[Records that describe figures]
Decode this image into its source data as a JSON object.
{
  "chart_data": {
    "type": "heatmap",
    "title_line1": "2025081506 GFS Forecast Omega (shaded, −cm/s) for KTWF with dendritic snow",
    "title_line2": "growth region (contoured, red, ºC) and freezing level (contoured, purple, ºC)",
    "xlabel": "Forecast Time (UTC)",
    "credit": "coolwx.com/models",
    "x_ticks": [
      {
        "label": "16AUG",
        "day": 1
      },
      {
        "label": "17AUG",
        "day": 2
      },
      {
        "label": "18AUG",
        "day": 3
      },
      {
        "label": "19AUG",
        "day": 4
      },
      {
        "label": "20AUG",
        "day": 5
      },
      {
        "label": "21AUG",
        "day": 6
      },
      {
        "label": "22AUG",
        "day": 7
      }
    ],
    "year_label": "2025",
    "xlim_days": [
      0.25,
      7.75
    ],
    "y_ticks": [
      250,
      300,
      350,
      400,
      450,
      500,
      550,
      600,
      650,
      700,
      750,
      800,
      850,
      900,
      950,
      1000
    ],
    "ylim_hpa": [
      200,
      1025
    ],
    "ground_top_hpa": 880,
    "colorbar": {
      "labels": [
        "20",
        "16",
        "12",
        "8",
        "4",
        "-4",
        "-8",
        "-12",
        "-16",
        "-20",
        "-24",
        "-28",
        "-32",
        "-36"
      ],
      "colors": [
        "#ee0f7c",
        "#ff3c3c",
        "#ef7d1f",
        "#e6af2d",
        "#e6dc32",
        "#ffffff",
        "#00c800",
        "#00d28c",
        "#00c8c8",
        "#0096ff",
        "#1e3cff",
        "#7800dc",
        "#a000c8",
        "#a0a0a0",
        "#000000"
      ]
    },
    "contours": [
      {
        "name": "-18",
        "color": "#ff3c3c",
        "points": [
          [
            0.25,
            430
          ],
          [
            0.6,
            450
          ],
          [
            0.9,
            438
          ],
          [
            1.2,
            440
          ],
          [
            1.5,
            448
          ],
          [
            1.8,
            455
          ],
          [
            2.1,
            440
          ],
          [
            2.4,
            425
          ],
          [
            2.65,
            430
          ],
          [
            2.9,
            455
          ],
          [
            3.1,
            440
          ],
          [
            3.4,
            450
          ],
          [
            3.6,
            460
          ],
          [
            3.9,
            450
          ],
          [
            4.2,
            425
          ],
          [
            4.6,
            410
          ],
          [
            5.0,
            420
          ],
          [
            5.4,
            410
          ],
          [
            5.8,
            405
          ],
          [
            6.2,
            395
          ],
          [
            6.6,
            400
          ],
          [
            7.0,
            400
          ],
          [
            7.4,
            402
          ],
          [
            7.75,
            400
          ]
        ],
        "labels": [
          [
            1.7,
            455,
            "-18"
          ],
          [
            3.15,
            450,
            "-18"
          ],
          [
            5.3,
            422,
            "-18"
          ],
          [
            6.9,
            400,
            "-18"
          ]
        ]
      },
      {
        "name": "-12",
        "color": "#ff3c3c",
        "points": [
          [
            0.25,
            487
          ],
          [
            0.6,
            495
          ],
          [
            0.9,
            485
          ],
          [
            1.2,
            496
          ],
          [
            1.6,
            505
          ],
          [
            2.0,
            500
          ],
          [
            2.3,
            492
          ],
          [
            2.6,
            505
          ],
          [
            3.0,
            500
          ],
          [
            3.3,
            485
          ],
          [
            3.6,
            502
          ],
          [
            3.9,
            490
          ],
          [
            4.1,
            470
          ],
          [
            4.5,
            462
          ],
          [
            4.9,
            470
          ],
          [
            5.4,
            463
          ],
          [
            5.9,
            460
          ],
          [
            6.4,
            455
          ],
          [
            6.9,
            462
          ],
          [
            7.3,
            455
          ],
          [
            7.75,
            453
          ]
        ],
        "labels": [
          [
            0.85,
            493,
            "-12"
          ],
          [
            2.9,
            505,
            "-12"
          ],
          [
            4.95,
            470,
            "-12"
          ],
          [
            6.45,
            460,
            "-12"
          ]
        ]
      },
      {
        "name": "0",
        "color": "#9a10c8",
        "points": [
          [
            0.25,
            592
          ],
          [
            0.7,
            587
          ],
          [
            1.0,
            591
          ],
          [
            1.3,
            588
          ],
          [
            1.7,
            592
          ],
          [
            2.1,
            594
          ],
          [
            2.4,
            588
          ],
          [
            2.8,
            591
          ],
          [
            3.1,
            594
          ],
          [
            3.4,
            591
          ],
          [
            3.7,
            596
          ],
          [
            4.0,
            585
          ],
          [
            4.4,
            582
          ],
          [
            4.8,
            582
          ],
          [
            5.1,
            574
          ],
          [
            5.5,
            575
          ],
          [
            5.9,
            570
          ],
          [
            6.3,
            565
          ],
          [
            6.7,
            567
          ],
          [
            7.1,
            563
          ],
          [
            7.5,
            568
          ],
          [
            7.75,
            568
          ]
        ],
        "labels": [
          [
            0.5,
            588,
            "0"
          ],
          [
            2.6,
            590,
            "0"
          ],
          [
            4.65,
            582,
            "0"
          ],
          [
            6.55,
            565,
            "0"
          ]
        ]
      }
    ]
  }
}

§ **GOAL OF THE EXERCISE**: Copy out all of the data exactly, leaving nothing out.

§ **EXERCISE ANSWER**:
Decode this image into its source data as a JSON object.
{
  "chart_data": {
    "type": "heatmap",
    "title_line1": "2025081506 GFS Forecast Omega (shaded, −cm/s) for KTWF with dendritic snow",
    "title_line2": "growth region (contoured, red, ºC) and freezing level (contoured, purple, ºC)",
    "xlabel": "Forecast Time (UTC)",
    "credit": "coolwx.com/models",
    "x_ticks": [
      {
        "label": "16AUG",
        "day": 1
      },
      {
        "label": "17AUG",
        "day": 2
      },
      {
        "label": "18AUG",
        "day": 3
      },
      {
        "label": "19AUG",
        "day": 4
      },
      {
        "label": "20AUG",
        "day": 5
      },
      {
        "label": "21AUG",
        "day": 6
      },
      {
        "label": "22AUG",
        "day": 7
      }
    ],
    "year_label": "2025",
    "xlim_days": [
      0.25,
      7.75
    ],
    "y_ticks": [
      250,
      300,
      350,
      400,
      450,
      500,
      550,
      600,
      650,
      700,
      750,
      800,
      850,
      900,
      950,
      1000
    ],
    "ylim_hpa": [
      200,
      1025
    ],
    "ground_top_hpa": 880,
    "colorbar": {
      "labels": [
        "20",
        "16",
        "12",
        "8",
        "4",
        "-4",
        "-8",
        "-12",
        "-16",
        "-20",
        "-24",
        "-28",
        "-32",
        "-36"
      ],
      "colors": [
        "#ee0f7c",
        "#ff3c3c",
        "#ef7d1f",
        "#e6af2d",
        "#e6dc32",
        "#ffffff",
        "#00c800",
        "#00d28c",
        "#00c8c8",
        "#0096ff",
        "#1e3cff",
        "#7800dc",
        "#a000c8",
        "#a0a0a0",
        "#000000"
      ]
    },
    "contours": [
      {
        "name": "-18",
        "color": "#ff3c3c",
        "points": [
          [
            0.25,
            430
          ],
          [
            0.6,
            450
          ],
          [
            0.9,
            438
          ],
          [
            1.2,
            440
          ],
          [
            1.5,
            448
          ],
          [
            1.8,
            455
          ],
          [
            2.1,
            440
          ],
          [
            2.4,
            425
          ],
          [
            2.65,
            430
          ],
          [
            2.9,
            455
          ],
          [
            3.1,
            440
          ],
          [
            3.4,
            450
          ],
          [
            3.6,
            460
          ],
          [
            3.9,
            450
          ],
          [
            4.2,
            425
          ],
          [
            4.6,
            410
          ],
          [
            5.0,
            420
          ],
          [
            5.4,
            410
          ],
          [
            5.8,
            405
          ],
          [
            6.2,
            395
          ],
          [
            6.6,
            400
          ],
          [
            7.0,
            400
          ],
          [
            7.4,
            402
          ],
          [
            7.75,
            400
          ]
        ],
        "labels": [
          [
            1.7,
            455,
            "-18"
          ],
          [
            3.15,
            450,
            "-18"
          ],
          [
            5.3,
            422,
            "-18"
          ],
          [
            6.9,
            400,
            "-18"
          ]
        ]
      },
      {
        "name": "-12",
        "color": "#ff3c3c",
        "points": [
          [
            0.25,
            487
          ],
          [
            0.6,
            495
          ],
          [
            0.9,
            485
          ],
          [
            1.2,
            496
          ],
          [
            1.6,
            505
          ],
          [
            2.0,
            500
          ],
          [
            2.3,
            492
          ],
          [
            2.6,
            505
          ],
          [
            3.0,
            500
          ],
          [
            3.3,
            485
          ],
          [
            3.6,
            502
          ],
          [
            3.9,
            490
          ],
          [
            4.1,
            470
          ],
          [
            4.5,
            462
          ],
          [
            4.9,
            470
          ],
          [
            5.4,
            463
          ],
          [
            5.9,
            460
          ],
          [
            6.4,
            455
          ],
          [
            6.9,
            462
          ],
          [
            7.3,
            455
          ],
          [
            7.75,
            453
          ]
        ],
        "labels": [
          [
            0.85,
            493,
            "-12"
          ],
          [
            2.9,
            505,
            "-12"
          ],
          [
            4.95,
            470,
            "-12"
          ],
          [
            6.45,
            460,
            "-12"
          ]
        ]
      },
      {
        "name": "0",
        "color": "#9a10c8",
        "points": [
          [
            0.25,
            592
          ],
          [
            0.7,
            587
          ],
          [
            1.0,
            591
          ],
          [
            1.3,
            588
          ],
          [
            1.7,
            592
          ],
          [
            2.1,
            594
          ],
          [
            2.4,
            588
          ],
          [
            2.8,
            591
          ],
          [
            3.1,
            594
          ],
          [
            3.4,
            591
          ],
          [
            3.7,
            596
          ],
          [
            4.0,
            585
          ],
          [
            4.4,
            582
          ],
          [
            4.8,
            582
          ],
          [
            5.1,
            574
          ],
          [
            5.5,
            575
          ],
          [
            5.9,
            570
          ],
          [
            6.3,
            565
          ],
          [
            6.7,
            567
          ],
          [
            7.1,
            563
          ],
          [
            7.5,
            568
          ],
          [
            7.75,
            568
          ]
        ],
        "labels": [
          [
            0.5,
            588,
            "0"
          ],
          [
            2.6,
            590,
            "0"
          ],
          [
            4.65,
            582,
            "0"
          ],
          [
            6.55,
            565,
            "0"
          ]
        ]
      }
    ]
  }
}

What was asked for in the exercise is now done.